Using the listing below, report all lines holding the word "Time".

## INFORMATION SUPPLIED:
▼

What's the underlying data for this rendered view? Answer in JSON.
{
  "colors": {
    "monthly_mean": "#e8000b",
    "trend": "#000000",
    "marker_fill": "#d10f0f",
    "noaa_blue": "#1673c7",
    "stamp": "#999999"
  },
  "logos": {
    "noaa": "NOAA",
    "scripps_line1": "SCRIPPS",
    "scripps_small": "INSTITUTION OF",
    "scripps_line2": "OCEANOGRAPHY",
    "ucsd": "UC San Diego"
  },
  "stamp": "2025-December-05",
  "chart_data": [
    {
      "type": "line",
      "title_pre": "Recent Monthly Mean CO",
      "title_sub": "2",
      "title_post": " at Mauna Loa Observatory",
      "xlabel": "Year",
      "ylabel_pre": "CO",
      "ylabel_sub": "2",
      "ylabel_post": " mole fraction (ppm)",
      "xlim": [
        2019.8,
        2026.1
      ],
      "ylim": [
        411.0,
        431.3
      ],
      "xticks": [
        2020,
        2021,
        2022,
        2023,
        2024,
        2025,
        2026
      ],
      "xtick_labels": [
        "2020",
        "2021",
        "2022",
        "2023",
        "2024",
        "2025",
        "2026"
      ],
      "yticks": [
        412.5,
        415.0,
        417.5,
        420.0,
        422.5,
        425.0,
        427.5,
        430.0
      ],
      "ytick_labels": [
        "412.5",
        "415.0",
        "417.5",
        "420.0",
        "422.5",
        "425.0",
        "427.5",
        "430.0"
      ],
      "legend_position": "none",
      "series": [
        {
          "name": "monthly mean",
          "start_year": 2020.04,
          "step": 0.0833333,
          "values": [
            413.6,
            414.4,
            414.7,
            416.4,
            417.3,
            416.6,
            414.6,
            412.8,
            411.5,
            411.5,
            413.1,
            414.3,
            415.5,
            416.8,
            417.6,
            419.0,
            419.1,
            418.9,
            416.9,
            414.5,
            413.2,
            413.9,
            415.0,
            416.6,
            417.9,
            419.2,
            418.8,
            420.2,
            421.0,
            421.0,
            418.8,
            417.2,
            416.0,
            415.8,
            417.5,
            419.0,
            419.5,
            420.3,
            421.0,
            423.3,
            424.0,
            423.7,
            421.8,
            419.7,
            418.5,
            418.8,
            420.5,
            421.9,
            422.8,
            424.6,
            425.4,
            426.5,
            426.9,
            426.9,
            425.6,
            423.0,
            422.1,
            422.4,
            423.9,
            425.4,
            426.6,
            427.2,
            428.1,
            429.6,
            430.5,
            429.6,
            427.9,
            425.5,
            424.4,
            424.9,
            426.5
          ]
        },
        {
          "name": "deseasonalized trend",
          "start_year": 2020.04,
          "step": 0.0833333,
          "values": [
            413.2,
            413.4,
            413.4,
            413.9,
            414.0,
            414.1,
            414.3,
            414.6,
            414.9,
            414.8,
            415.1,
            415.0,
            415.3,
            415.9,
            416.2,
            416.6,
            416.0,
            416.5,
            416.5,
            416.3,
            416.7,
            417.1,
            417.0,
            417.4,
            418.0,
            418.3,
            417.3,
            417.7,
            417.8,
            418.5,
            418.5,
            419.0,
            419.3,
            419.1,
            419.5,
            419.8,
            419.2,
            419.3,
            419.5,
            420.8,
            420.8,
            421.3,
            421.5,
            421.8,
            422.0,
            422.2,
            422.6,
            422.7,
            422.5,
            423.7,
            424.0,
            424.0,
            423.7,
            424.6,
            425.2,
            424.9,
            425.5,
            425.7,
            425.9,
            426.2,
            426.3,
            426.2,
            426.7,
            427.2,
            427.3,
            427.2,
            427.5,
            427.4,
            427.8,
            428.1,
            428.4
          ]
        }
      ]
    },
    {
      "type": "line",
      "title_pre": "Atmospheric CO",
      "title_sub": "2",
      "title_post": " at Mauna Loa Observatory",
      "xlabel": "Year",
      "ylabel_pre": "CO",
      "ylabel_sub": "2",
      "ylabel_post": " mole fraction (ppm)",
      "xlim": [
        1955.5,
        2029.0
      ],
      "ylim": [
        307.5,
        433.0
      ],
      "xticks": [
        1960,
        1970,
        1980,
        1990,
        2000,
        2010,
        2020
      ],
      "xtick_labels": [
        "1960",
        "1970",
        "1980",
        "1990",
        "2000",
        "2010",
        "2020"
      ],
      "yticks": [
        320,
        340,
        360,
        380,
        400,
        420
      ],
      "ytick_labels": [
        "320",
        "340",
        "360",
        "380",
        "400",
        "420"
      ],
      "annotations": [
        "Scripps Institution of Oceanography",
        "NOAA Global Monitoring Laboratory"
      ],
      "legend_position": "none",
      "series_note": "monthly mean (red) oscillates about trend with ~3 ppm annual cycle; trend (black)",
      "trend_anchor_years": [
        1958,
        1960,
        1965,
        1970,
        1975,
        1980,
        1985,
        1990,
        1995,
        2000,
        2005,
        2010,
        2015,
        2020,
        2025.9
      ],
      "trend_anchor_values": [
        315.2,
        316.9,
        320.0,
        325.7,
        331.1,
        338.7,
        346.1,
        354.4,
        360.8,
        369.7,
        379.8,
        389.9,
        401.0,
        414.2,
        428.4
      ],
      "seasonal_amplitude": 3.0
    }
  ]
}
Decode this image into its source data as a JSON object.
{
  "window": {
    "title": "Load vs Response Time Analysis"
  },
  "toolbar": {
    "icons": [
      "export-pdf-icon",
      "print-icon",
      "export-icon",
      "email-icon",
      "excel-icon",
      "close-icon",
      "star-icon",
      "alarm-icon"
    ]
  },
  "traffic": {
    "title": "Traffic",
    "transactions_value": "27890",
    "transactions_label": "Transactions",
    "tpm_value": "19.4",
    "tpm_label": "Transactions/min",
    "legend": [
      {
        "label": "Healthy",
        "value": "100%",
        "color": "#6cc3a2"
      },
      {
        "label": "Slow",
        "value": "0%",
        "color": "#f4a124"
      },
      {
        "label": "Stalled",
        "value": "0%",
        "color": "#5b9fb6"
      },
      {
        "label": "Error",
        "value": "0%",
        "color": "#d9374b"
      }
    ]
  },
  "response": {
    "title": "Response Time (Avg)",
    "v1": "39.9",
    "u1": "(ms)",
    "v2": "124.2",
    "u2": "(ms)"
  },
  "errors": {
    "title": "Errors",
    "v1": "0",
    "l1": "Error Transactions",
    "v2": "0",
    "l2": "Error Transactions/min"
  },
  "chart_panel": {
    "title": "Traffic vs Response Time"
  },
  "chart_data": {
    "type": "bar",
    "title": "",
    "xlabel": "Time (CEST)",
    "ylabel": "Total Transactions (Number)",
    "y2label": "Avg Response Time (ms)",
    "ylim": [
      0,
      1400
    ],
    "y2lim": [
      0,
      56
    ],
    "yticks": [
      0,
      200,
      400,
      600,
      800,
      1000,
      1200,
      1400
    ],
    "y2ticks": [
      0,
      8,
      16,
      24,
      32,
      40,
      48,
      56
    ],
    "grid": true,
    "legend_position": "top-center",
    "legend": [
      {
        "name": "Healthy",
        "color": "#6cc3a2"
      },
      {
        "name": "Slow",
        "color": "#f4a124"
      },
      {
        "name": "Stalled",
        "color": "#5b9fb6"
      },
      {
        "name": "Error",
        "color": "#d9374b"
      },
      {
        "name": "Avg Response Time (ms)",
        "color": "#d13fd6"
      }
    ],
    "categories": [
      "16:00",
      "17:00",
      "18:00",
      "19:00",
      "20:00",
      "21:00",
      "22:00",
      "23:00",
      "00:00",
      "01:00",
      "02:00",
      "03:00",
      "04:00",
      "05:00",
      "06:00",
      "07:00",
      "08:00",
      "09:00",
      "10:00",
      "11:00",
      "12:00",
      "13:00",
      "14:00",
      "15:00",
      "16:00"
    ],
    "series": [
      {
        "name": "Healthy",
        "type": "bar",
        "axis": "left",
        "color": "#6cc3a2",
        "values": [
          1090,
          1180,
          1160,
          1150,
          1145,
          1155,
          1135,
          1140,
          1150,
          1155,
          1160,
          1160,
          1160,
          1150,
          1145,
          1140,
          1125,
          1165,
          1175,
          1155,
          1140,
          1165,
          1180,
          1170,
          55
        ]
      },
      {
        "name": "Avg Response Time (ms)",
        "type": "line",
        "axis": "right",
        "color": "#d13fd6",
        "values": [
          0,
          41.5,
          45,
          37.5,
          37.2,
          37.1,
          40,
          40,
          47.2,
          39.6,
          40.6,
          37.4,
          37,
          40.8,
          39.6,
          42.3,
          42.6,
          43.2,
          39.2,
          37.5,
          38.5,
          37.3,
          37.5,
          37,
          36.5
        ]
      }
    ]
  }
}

▲

## RESULT:
    "title": "Load vs Response Time Analysis"
    "title": "Response Time (Avg)",
    "title": "Traffic vs Response Time"
    "xlabel": "Time (CEST)",
    "y2label": "Avg Response Time (ms)",
        "name": "Avg Response Time (ms)",
        "name": "Avg Response Time (ms)",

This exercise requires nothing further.